start WORKING DATA

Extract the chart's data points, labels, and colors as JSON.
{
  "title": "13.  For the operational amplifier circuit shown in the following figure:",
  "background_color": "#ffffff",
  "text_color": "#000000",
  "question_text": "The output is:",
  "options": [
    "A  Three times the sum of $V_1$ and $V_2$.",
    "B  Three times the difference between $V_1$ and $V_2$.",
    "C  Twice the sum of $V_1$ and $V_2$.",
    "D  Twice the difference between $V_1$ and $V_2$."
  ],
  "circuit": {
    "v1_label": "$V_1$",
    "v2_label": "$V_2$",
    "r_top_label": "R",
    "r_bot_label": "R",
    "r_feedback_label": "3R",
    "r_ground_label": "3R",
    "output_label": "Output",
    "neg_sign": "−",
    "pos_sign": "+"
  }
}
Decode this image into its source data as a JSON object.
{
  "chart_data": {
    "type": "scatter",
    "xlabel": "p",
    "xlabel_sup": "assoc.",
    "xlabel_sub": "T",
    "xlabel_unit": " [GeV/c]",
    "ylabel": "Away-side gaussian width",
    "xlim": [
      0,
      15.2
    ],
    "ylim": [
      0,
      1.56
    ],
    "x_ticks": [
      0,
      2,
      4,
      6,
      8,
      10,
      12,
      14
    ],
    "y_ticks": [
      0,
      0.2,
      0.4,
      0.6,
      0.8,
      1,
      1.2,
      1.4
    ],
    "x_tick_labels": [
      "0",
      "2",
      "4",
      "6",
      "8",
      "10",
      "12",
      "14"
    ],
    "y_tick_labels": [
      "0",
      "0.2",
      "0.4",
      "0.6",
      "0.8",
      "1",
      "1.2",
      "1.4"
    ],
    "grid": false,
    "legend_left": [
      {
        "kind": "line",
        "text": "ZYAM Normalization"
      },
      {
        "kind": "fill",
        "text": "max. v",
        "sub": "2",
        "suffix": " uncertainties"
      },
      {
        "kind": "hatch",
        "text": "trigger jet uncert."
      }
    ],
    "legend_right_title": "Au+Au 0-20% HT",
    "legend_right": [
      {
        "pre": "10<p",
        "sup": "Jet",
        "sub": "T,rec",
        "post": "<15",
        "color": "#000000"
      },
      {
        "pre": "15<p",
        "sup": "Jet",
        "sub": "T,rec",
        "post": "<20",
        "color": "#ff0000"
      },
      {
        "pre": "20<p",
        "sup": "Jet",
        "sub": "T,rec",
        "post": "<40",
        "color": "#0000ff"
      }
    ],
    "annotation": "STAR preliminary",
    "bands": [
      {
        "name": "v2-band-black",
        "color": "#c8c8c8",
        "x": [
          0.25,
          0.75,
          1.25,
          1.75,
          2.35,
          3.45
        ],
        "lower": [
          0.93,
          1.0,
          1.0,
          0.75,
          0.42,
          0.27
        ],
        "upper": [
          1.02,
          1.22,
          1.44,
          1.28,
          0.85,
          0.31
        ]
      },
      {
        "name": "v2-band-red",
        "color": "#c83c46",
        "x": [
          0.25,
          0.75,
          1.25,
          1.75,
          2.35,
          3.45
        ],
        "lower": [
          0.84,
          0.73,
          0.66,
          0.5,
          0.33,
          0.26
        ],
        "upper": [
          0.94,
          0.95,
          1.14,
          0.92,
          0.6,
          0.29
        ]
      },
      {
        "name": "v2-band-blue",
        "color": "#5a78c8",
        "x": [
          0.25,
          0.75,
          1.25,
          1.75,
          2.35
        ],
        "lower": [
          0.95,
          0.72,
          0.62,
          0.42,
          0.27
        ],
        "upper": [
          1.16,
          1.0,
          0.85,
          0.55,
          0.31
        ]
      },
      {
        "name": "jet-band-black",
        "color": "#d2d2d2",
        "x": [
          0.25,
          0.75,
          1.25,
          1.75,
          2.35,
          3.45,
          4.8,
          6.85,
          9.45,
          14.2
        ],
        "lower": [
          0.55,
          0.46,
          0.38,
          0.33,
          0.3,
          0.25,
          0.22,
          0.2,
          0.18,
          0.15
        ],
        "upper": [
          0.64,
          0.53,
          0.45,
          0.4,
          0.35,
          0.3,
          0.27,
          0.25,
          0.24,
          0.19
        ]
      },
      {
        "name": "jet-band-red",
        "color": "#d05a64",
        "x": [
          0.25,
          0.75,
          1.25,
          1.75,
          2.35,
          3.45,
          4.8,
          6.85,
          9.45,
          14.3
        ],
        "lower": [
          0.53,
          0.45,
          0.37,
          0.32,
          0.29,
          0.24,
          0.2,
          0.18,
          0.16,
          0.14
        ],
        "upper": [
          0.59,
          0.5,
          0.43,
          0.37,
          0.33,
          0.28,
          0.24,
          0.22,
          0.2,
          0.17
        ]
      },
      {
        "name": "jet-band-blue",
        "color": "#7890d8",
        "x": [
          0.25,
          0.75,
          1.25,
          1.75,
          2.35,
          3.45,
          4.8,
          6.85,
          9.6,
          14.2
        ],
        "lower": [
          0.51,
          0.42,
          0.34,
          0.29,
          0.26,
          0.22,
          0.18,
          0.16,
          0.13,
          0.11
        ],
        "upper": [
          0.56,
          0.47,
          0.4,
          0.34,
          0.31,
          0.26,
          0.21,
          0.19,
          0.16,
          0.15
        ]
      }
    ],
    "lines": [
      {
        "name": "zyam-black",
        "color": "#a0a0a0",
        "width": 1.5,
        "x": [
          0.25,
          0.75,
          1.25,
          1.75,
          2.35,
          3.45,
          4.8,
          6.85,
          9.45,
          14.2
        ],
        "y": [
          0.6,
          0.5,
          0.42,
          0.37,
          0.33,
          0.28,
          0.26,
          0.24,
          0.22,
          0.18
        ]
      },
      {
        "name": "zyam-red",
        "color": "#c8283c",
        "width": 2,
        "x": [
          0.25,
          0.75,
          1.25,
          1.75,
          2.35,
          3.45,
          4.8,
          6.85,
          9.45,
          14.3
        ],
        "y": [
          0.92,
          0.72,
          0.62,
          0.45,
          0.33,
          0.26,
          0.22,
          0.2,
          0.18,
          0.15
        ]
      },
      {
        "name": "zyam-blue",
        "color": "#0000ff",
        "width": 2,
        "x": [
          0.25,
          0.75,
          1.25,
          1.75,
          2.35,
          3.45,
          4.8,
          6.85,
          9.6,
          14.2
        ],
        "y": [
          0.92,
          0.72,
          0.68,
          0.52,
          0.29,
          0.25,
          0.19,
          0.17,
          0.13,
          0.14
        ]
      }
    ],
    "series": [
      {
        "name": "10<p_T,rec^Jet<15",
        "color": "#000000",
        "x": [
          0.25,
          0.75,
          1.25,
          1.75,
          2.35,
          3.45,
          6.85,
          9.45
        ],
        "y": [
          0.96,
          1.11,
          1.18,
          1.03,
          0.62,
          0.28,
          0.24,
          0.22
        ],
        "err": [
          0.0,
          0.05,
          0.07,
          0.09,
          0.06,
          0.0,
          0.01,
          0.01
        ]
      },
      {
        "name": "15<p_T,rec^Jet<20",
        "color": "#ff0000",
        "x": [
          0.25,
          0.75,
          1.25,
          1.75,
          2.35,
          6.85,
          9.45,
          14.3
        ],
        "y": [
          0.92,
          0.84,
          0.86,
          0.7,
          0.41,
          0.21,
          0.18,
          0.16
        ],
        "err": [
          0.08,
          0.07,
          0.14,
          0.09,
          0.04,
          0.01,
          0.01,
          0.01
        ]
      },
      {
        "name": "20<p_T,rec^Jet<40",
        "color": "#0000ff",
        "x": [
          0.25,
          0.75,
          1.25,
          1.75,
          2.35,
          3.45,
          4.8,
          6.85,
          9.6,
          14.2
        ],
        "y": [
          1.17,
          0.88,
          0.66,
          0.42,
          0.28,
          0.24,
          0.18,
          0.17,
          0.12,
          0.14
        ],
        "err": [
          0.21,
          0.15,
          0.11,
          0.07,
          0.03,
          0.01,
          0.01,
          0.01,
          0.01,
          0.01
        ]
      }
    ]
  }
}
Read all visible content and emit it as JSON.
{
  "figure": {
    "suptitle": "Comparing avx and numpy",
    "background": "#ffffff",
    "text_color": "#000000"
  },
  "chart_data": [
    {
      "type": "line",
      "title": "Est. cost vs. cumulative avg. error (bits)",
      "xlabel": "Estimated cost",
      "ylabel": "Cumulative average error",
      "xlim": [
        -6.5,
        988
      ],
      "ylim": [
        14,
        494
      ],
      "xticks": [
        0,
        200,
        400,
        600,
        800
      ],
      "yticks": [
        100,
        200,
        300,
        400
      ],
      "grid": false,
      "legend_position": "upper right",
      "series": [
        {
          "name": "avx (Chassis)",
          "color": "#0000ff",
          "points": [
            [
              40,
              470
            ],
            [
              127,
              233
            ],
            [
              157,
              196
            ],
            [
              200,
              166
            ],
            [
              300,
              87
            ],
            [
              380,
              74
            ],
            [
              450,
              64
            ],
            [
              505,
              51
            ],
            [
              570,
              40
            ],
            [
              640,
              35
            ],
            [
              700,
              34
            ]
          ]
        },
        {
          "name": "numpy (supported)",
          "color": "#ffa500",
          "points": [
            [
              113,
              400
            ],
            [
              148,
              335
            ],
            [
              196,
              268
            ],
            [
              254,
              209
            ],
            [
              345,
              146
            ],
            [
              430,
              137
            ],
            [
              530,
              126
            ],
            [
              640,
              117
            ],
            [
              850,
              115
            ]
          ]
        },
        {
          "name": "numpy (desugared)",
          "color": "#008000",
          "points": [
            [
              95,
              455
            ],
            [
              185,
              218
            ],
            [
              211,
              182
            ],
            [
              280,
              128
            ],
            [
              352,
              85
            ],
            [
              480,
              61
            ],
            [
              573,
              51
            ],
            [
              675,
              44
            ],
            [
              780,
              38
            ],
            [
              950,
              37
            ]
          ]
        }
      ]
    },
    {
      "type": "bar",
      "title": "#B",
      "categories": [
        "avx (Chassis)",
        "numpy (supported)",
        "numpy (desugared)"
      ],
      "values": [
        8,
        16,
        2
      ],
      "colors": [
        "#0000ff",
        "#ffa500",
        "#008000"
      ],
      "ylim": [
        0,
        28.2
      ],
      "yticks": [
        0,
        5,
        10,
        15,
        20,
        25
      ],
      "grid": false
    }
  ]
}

end WORKING DATA

EXERCISE DESCRIPTION
Extract each line holding the word "ffffff" from the records.

TASK ANSWER
  "background_color": "#ffffff",
    "background": "#ffffff",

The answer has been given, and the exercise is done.